■ SHORT TASK ■
Would you copy out the "Recall Musings" post below in full, word for word?

-- START OF SELECTED PASSAGE --

Monday, June 4, 2012

Recall Musings


I’m going to miss all the fun. 
On Tuesday morning, while I’m wedged in a middle seat near the back of Delta flight 4359 to Detroit, thousands of feet below me Wisconsinites will be picking their new boss (who will likely be the same as the old boss). 
Gov. Scott Walker has been leading in recent polls, but I’m not ready to call it for Scottie just yet. Turnout is expected to be huge and it’s just as likely the Badger-state wakes up on Wednesday to realize it’s swapped a former Milwaukee county executive for a current Milwaukee mayor. 
Say what you will about this (public) union busting, women’s equal wage disdaining, chubby kid from “Up” impersonator - Scott Walker knows how to make things interesting. 
For the last few weeks, I’ve felt like the new kid in school, the one everybody is trying to size up. The knee jerk amiability that I’ve grown accustomed to from my small town’s residents now has a quizzical undercurrent. I could list several examples but I'll just let these pictures speak for themselves. 



I’ll admit it. I do it too. 
While to each other’s faces we may spout platitudes about weather (“been beautiful lately”) or the Brewers (“so many injuries this year”), it’s all Walker underneath. Most folks seem to want to know which team you’re on, but is most cases, they’re too polite to ask. 
And that’s okay. 
Because while I might not personally like, agree with, or even vote for Walker, I do love a good political fight, and the last few weeks have shown me I’m not alone in this.  
To add another platitude to the mix, disagreement is at the heart of a vibrant democracy. It snaps us awake like a ruler to the knuckles. It shakes us out of complacency and it demands of us to take stock of the things we cherish. And hopefully we remember the way we felt when the next election rolls around. Wisconsin is awake this summer and that’s the way it should be.

-- END OF SELECTED PASSAGE --
-- START OF COLLECTED DATA --

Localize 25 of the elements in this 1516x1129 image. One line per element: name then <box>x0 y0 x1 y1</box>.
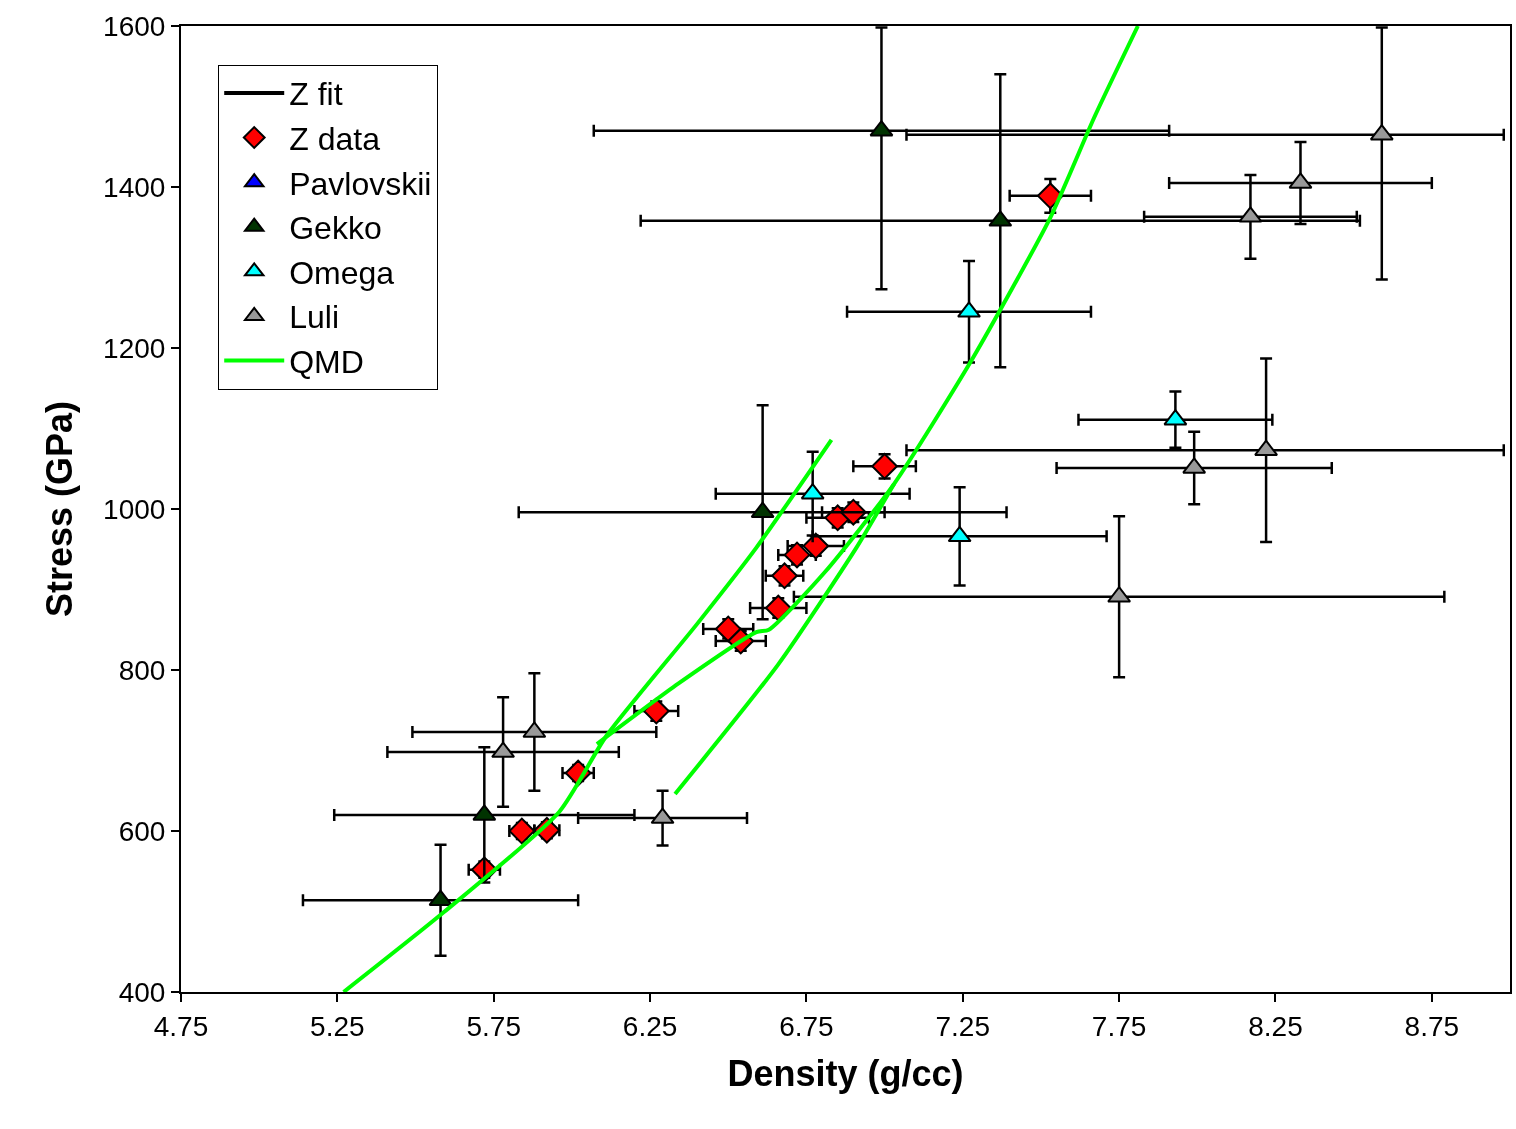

-- END OF COLLECTED DATA --

■ OUTPUT ■
Monday, June 4, 2012

Recall Musings


I’m going to miss all the fun. 
On Tuesday morning, while I’m wedged in a middle seat near the back of Delta flight 4359 to Detroit, thousands of feet below me Wisconsinites will be picking their new boss (who will likely be the same as the old boss). 
Gov. Scott Walker has been leading in recent polls, but I’m not ready to call it for Scottie just yet. Turnout is expected to be huge and it’s just as likely the Badger-state wakes up on Wednesday to realize it’s swapped a former Milwaukee county executive for a current Milwaukee mayor. 
Say what you will about this (public) union busting, women’s equal wage disdaining, chubby kid from “Up” impersonator - Scott Walker knows how to make things interesting. 
For the last few weeks, I’ve felt like the new kid in school, the one everybody is trying to size up. The knee jerk amiability that I’ve grown accustomed to from my small town’s residents now has a quizzical undercurrent. I could list several examples but I'll just let these pictures speak for themselves. 



I’ll admit it. I do it too. 
While to each other’s faces we may spout platitudes about weather (“been beautiful lately”) or the Brewers (“so many injuries this year”), it’s all Walker underneath. Most folks seem to want to know which team you’re on, but is most cases, they’re too polite to ask. 
And that’s okay. 
Because while I might not personally like, agree with, or even vote for Walker, I do love a good political fight, and the last few weeks have shown me I’m not alone in this.  
To add another platitude to the mix, disagreement is at the heart of a vibrant democracy. It snaps us awake like a ruler to the knuckles. It shakes us out of complacency and it demands of us to take stock of the things we cherish. And hopefully we remember the way we felt when the next election rolls around. Wisconsin is awake this summer and that’s the way it should be.